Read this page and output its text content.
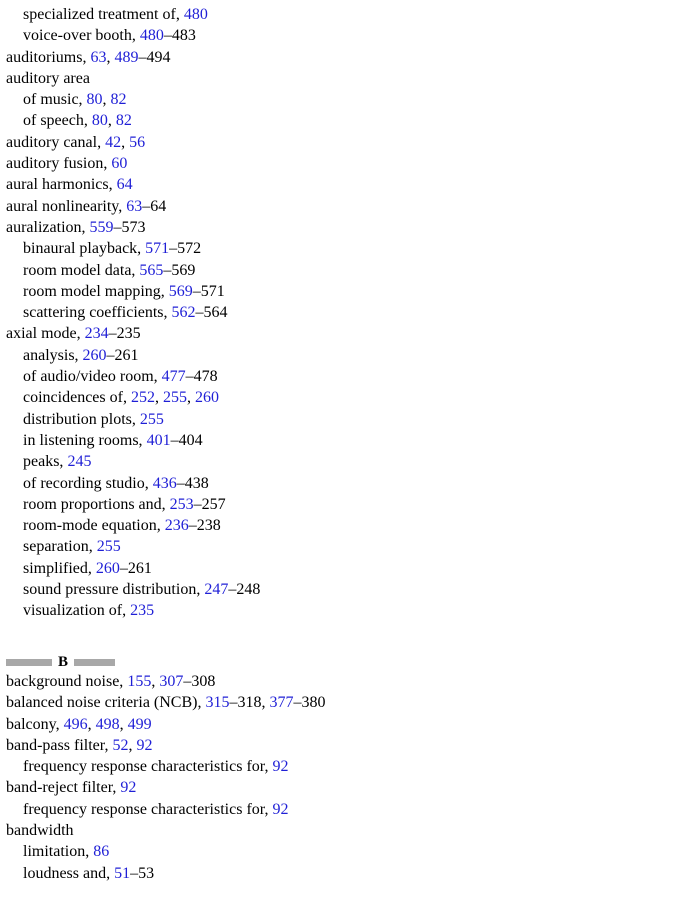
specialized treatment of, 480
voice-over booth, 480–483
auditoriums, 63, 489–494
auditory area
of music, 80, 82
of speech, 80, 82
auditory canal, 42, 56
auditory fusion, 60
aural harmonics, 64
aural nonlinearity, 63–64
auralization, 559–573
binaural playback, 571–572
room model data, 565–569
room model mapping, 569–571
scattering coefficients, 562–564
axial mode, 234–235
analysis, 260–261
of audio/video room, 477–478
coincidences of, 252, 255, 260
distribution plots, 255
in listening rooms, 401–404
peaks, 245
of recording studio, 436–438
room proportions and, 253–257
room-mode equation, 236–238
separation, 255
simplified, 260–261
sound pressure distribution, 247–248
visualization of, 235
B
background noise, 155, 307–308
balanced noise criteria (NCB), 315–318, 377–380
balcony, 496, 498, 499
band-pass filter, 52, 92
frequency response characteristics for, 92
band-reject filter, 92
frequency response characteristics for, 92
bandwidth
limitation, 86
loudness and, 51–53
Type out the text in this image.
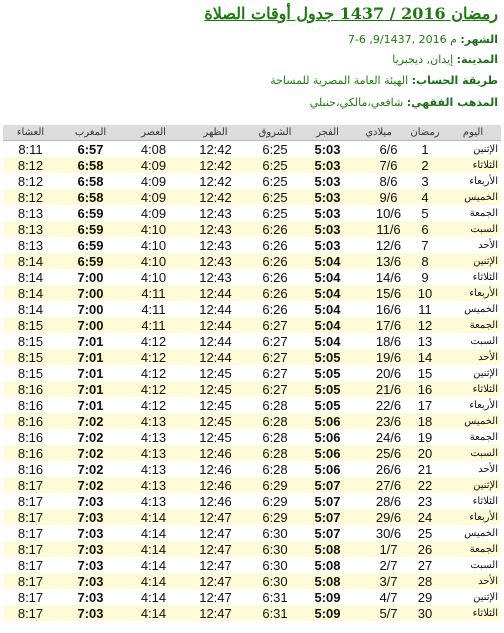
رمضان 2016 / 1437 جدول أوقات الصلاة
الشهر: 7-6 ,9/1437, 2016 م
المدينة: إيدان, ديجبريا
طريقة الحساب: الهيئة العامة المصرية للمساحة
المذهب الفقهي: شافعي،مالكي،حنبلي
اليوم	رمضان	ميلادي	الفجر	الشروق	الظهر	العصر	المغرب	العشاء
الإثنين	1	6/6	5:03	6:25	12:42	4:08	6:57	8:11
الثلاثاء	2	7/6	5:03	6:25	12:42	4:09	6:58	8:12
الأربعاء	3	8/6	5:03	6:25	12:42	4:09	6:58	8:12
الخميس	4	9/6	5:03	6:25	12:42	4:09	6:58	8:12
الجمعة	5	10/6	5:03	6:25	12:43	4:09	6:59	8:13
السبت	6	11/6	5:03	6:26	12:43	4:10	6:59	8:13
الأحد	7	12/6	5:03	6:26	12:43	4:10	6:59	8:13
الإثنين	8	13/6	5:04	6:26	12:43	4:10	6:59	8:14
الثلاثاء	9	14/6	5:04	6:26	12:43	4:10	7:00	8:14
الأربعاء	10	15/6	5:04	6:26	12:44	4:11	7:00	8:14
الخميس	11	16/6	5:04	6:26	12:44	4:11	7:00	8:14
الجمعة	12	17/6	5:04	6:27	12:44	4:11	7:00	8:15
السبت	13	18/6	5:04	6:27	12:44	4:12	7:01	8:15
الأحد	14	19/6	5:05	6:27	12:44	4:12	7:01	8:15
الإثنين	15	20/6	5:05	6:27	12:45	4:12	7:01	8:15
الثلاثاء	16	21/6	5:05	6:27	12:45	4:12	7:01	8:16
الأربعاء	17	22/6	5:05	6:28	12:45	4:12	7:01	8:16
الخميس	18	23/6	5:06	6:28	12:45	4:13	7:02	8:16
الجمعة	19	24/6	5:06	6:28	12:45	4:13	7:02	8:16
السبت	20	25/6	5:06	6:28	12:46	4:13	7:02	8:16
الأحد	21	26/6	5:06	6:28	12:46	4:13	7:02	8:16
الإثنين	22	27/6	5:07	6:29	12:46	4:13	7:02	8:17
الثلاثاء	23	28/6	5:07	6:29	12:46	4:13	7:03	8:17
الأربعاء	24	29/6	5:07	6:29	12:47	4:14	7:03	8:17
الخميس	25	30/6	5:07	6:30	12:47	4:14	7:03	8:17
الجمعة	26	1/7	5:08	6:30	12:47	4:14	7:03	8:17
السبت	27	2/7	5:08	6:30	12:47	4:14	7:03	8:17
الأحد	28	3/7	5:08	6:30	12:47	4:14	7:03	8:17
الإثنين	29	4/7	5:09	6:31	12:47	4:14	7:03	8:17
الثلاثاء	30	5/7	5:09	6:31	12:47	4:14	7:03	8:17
------------
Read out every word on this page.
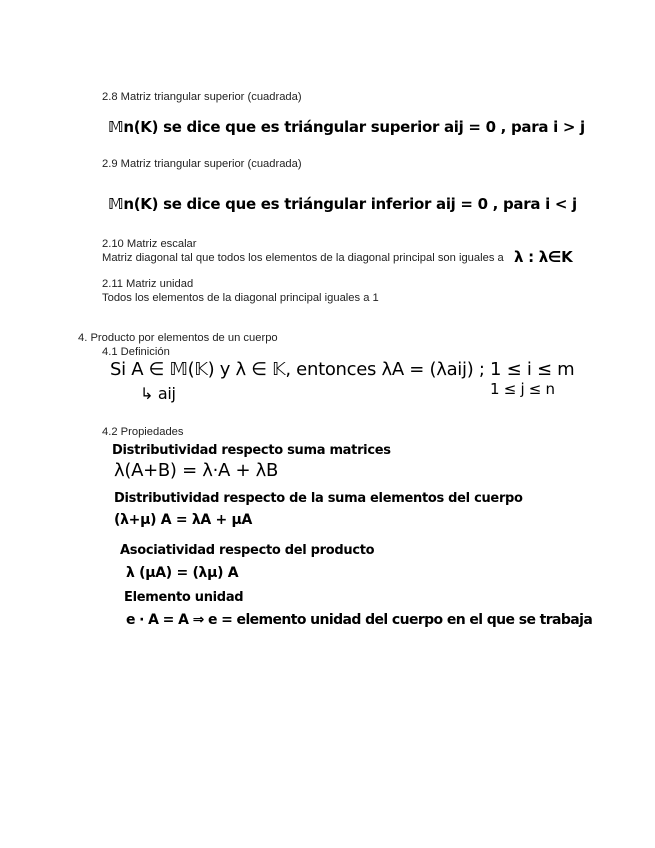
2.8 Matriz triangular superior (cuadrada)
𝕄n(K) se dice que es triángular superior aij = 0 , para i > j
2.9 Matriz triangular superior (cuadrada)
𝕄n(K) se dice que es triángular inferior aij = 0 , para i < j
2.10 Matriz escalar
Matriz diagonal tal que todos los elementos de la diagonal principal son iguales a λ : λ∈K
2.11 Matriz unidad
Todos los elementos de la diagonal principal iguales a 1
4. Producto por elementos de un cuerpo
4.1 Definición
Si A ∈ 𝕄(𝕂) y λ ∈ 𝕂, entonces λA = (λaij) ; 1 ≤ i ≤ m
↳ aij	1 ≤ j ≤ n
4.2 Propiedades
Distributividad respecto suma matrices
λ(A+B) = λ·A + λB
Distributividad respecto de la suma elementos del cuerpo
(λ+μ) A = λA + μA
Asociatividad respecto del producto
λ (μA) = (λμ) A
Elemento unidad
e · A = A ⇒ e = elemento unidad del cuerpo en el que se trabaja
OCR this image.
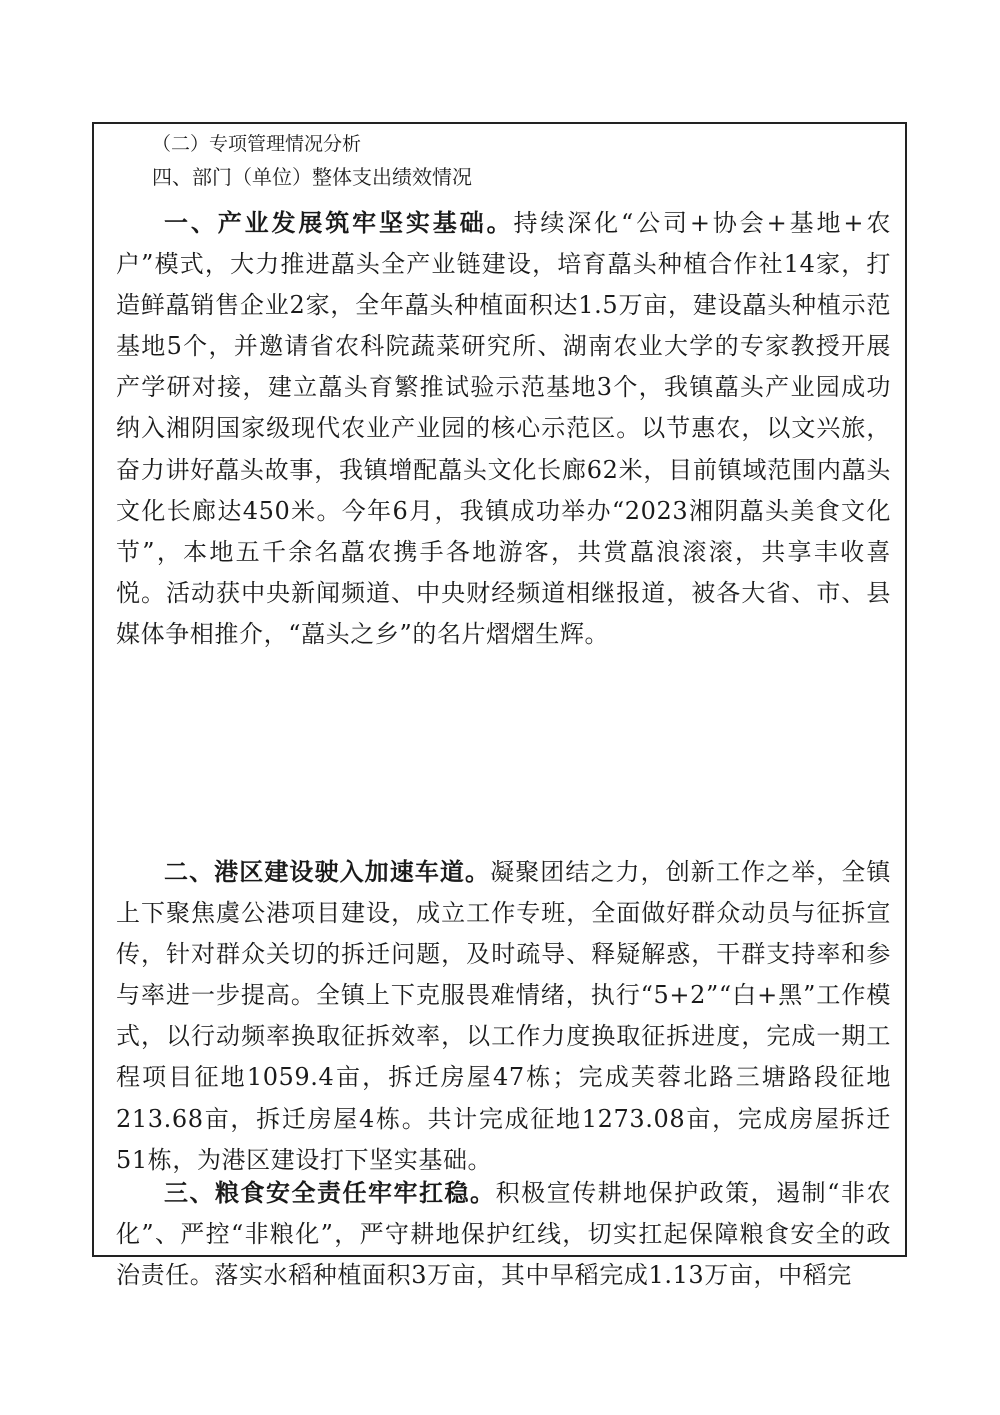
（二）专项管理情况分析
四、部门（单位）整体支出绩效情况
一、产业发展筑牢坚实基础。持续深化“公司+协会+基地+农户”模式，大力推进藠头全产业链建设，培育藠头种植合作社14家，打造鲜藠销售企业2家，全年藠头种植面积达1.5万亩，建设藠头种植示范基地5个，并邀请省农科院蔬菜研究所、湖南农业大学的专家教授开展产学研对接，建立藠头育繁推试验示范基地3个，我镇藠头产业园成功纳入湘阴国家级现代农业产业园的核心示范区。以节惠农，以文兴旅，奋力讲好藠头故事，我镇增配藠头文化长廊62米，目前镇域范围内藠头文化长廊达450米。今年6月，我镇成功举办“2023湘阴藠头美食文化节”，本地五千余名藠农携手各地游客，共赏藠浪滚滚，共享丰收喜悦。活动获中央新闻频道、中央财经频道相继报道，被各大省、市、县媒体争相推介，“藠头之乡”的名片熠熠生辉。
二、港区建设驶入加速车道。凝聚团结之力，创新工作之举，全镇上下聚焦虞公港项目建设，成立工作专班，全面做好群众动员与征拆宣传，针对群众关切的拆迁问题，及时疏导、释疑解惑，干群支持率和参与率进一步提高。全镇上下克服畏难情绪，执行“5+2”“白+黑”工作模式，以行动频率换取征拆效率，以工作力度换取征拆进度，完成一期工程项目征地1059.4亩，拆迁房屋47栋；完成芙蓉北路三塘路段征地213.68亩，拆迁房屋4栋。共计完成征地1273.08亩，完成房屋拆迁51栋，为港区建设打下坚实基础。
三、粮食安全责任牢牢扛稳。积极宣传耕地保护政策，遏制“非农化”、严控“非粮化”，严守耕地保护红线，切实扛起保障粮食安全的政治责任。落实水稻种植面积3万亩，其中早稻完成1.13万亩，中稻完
------------
**STATED EXERCISE**
Report all lines of the material that contain the word "respecto".

**ANSWER BELOW**
Distributividad respecto suma matrices
Distributividad respecto de la suma elementos del cuerpo
Asociatividad respecto del producto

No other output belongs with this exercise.